Across all the lines below, how many contain the string "logical"? Please reply with the number only.

-*-*-

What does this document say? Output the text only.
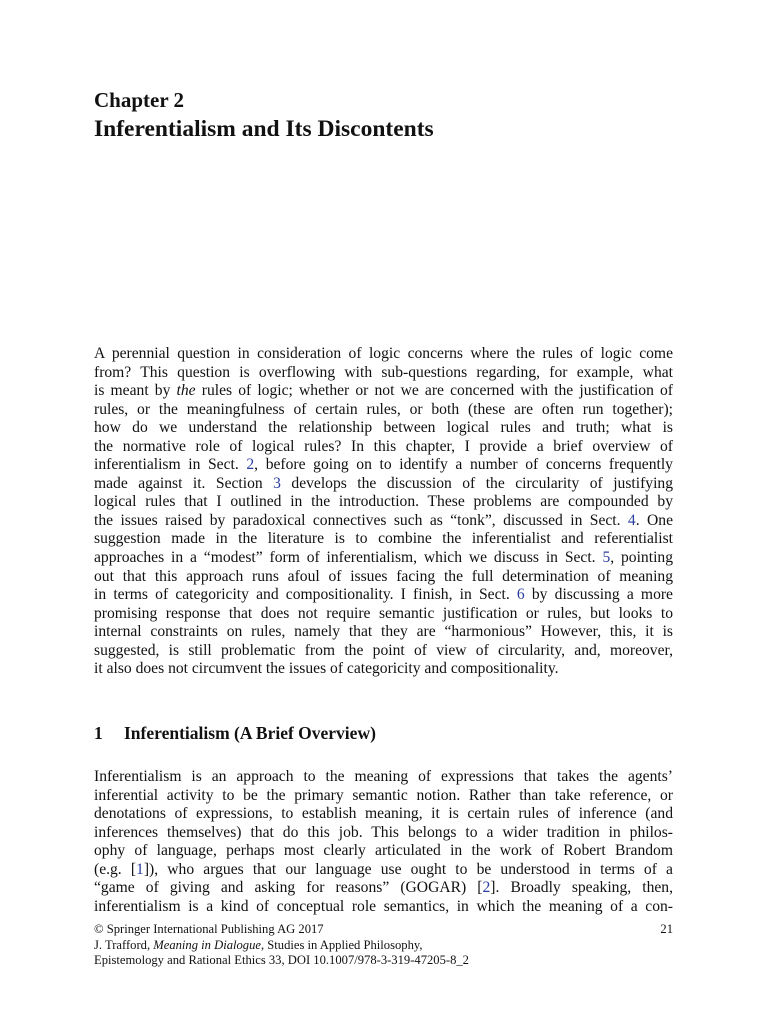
Chapter 2
Inferentialism and Its Discontents
A perennial question in consideration of logic concerns where the rules of logic come
from? This question is overflowing with sub-questions regarding, for example, what
is meant by the rules of logic; whether or not we are concerned with the justification of
rules, or the meaningfulness of certain rules, or both (these are often run together);
how do we understand the relationship between logical rules and truth; what is
the normative role of logical rules? In this chapter, I provide a brief overview of
inferentialism in Sect. 2, before going on to identify a number of concerns frequently
made against it. Section 3 develops the discussion of the circularity of justifying
logical rules that I outlined in the introduction. These problems are compounded by
the issues raised by paradoxical connectives such as “tonk”, discussed in Sect. 4. One
suggestion made in the literature is to combine the inferentialist and referentialist
approaches in a “modest” form of inferentialism, which we discuss in Sect. 5, pointing
out that this approach runs afoul of issues facing the full determination of meaning
in terms of categoricity and compositionality. I finish, in Sect. 6 by discussing a more
promising response that does not require semantic justification or rules, but looks to
internal constraints on rules, namely that they are “harmonious” However, this, it is
suggested, is still problematic from the point of view of circularity, and, moreover,
it also does not circumvent the issues of categoricity and compositionality.
1 Inferentialism (A Brief Overview)
Inferentialism is an approach to the meaning of expressions that takes the agents’
inferential activity to be the primary semantic notion. Rather than take reference, or
denotations of expressions, to establish meaning, it is certain rules of inference (and
inferences themselves) that do this job. This belongs to a wider tradition in philos-
ophy of language, perhaps most clearly articulated in the work of Robert Brandom
(e.g. [1]), who argues that our language use ought to be understood in terms of a
“game of giving and asking for reasons” (GOGAR) [2]. Broadly speaking, then,
inferentialism is a kind of conceptual role semantics, in which the meaning of a con-
© Springer International Publishing AG 2017	21
J. Trafford, Meaning in Dialogue, Studies in Applied Philosophy,
Epistemology and Rational Ethics 33, DOI 10.1007/978-3-319-47205-8_2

-*-*-

**TASK RESULT**
3